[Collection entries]
┌──
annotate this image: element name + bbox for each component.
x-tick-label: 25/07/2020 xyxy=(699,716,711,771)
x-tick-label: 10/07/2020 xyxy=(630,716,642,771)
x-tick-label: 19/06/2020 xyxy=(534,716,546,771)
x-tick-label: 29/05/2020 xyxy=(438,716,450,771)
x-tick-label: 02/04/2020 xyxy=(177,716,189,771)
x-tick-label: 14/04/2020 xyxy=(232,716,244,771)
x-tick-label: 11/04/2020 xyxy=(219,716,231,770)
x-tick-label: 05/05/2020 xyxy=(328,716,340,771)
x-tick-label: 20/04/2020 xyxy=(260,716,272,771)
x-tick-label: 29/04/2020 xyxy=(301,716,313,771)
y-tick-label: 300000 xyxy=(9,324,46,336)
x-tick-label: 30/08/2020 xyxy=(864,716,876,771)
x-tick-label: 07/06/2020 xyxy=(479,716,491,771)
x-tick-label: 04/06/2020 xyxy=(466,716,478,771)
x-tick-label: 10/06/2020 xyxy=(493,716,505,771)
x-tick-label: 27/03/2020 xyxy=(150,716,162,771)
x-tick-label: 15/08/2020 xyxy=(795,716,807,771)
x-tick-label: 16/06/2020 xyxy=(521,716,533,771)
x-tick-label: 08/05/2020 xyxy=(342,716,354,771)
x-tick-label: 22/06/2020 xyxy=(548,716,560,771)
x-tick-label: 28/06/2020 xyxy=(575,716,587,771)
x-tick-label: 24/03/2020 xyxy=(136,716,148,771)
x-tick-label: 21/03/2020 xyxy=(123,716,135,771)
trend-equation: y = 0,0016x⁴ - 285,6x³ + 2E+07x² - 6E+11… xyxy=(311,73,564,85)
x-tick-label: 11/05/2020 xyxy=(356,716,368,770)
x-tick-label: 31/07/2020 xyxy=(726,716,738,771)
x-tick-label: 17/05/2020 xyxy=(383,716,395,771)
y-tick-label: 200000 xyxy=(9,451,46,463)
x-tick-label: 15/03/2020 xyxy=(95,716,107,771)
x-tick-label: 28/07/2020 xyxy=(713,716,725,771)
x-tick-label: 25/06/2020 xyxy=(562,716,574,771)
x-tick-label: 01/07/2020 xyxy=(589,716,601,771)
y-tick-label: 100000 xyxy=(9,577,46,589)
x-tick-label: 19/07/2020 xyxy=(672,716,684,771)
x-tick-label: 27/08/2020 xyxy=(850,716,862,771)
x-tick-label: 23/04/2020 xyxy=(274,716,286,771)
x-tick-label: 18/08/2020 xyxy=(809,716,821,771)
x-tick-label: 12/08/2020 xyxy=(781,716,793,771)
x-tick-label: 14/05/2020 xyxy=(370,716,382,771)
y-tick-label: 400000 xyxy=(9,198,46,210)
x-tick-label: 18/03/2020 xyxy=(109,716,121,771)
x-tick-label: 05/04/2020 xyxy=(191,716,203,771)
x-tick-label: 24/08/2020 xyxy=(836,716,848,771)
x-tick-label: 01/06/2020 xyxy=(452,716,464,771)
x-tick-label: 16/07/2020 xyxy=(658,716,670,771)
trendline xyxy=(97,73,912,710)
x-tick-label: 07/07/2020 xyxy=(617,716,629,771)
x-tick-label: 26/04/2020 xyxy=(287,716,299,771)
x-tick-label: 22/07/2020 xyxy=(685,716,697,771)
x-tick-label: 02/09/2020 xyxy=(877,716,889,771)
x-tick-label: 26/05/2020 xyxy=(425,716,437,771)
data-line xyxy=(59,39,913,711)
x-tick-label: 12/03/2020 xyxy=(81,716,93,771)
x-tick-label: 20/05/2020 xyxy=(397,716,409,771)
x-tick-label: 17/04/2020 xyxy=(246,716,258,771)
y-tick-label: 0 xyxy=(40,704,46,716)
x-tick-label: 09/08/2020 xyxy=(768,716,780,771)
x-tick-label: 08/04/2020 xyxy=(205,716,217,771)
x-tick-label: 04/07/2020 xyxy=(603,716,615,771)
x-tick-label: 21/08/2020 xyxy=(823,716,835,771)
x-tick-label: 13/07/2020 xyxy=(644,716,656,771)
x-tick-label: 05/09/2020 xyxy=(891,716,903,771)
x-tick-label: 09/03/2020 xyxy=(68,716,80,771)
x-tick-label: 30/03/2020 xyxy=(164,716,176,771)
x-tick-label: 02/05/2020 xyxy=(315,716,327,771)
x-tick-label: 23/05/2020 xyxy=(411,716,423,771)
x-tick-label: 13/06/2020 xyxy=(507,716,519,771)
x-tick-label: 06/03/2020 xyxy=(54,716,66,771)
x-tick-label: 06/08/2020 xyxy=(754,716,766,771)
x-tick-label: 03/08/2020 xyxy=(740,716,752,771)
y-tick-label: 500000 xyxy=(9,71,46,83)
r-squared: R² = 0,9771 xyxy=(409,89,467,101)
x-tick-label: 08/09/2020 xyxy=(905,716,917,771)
└──
### Brief
Reproduce every line of the items above verbatim, without any change.

### Solution
annotate this image: element name + bbox for each component.
x-tick-label: 25/07/2020 xyxy=(699,716,711,771)
x-tick-label: 10/07/2020 xyxy=(630,716,642,771)
x-tick-label: 19/06/2020 xyxy=(534,716,546,771)
x-tick-label: 29/05/2020 xyxy=(438,716,450,771)
x-tick-label: 02/04/2020 xyxy=(177,716,189,771)
x-tick-label: 14/04/2020 xyxy=(232,716,244,771)
x-tick-label: 11/04/2020 xyxy=(219,716,231,770)
x-tick-label: 05/05/2020 xyxy=(328,716,340,771)
x-tick-label: 20/04/2020 xyxy=(260,716,272,771)
x-tick-label: 29/04/2020 xyxy=(301,716,313,771)
y-tick-label: 300000 xyxy=(9,324,46,336)
x-tick-label: 30/08/2020 xyxy=(864,716,876,771)
x-tick-label: 07/06/2020 xyxy=(479,716,491,771)
x-tick-label: 04/06/2020 xyxy=(466,716,478,771)
x-tick-label: 10/06/2020 xyxy=(493,716,505,771)
x-tick-label: 27/03/2020 xyxy=(150,716,162,771)
x-tick-label: 15/08/2020 xyxy=(795,716,807,771)
x-tick-label: 16/06/2020 xyxy=(521,716,533,771)
x-tick-label: 08/05/2020 xyxy=(342,716,354,771)
x-tick-label: 22/06/2020 xyxy=(548,716,560,771)
x-tick-label: 28/06/2020 xyxy=(575,716,587,771)
x-tick-label: 24/03/2020 xyxy=(136,716,148,771)
x-tick-label: 21/03/2020 xyxy=(123,716,135,771)
trend-equation: y = 0,0016x⁴ - 285,6x³ + 2E+07x² - 6E+11… xyxy=(311,73,564,85)
x-tick-label: 11/05/2020 xyxy=(356,716,368,770)
x-tick-label: 31/07/2020 xyxy=(726,716,738,771)
x-tick-label: 17/05/2020 xyxy=(383,716,395,771)
y-tick-label: 200000 xyxy=(9,451,46,463)
x-tick-label: 15/03/2020 xyxy=(95,716,107,771)
x-tick-label: 28/07/2020 xyxy=(713,716,725,771)
x-tick-label: 25/06/2020 xyxy=(562,716,574,771)
x-tick-label: 01/07/2020 xyxy=(589,716,601,771)
y-tick-label: 100000 xyxy=(9,577,46,589)
x-tick-label: 19/07/2020 xyxy=(672,716,684,771)
x-tick-label: 27/08/2020 xyxy=(850,716,862,771)
x-tick-label: 23/04/2020 xyxy=(274,716,286,771)
x-tick-label: 18/08/2020 xyxy=(809,716,821,771)
x-tick-label: 12/08/2020 xyxy=(781,716,793,771)
x-tick-label: 14/05/2020 xyxy=(370,716,382,771)
y-tick-label: 400000 xyxy=(9,198,46,210)
x-tick-label: 18/03/2020 xyxy=(109,716,121,771)
x-tick-label: 05/04/2020 xyxy=(191,716,203,771)
x-tick-label: 24/08/2020 xyxy=(836,716,848,771)
x-tick-label: 01/06/2020 xyxy=(452,716,464,771)
x-tick-label: 16/07/2020 xyxy=(658,716,670,771)
trendline xyxy=(97,73,912,710)
x-tick-label: 07/07/2020 xyxy=(617,716,629,771)
x-tick-label: 26/04/2020 xyxy=(287,716,299,771)
x-tick-label: 22/07/2020 xyxy=(685,716,697,771)
x-tick-label: 02/09/2020 xyxy=(877,716,889,771)
x-tick-label: 26/05/2020 xyxy=(425,716,437,771)
data-line xyxy=(59,39,913,711)
x-tick-label: 12/03/2020 xyxy=(81,716,93,771)
x-tick-label: 20/05/2020 xyxy=(397,716,409,771)
x-tick-label: 17/04/2020 xyxy=(246,716,258,771)
y-tick-label: 0 xyxy=(40,704,46,716)
x-tick-label: 09/08/2020 xyxy=(768,716,780,771)
x-tick-label: 08/04/2020 xyxy=(205,716,217,771)
x-tick-label: 04/07/2020 xyxy=(603,716,615,771)
x-tick-label: 21/08/2020 xyxy=(823,716,835,771)
x-tick-label: 13/07/2020 xyxy=(644,716,656,771)
x-tick-label: 05/09/2020 xyxy=(891,716,903,771)
x-tick-label: 09/03/2020 xyxy=(68,716,80,771)
x-tick-label: 30/03/2020 xyxy=(164,716,176,771)
x-tick-label: 02/05/2020 xyxy=(315,716,327,771)
x-tick-label: 23/05/2020 xyxy=(411,716,423,771)
x-tick-label: 13/06/2020 xyxy=(507,716,519,771)
x-tick-label: 06/03/2020 xyxy=(54,716,66,771)
x-tick-label: 06/08/2020 xyxy=(754,716,766,771)
x-tick-label: 03/08/2020 xyxy=(740,716,752,771)
y-tick-label: 500000 xyxy=(9,71,46,83)
r-squared: R² = 0,9771 xyxy=(409,89,467,101)
x-tick-label: 08/09/2020 xyxy=(905,716,917,771)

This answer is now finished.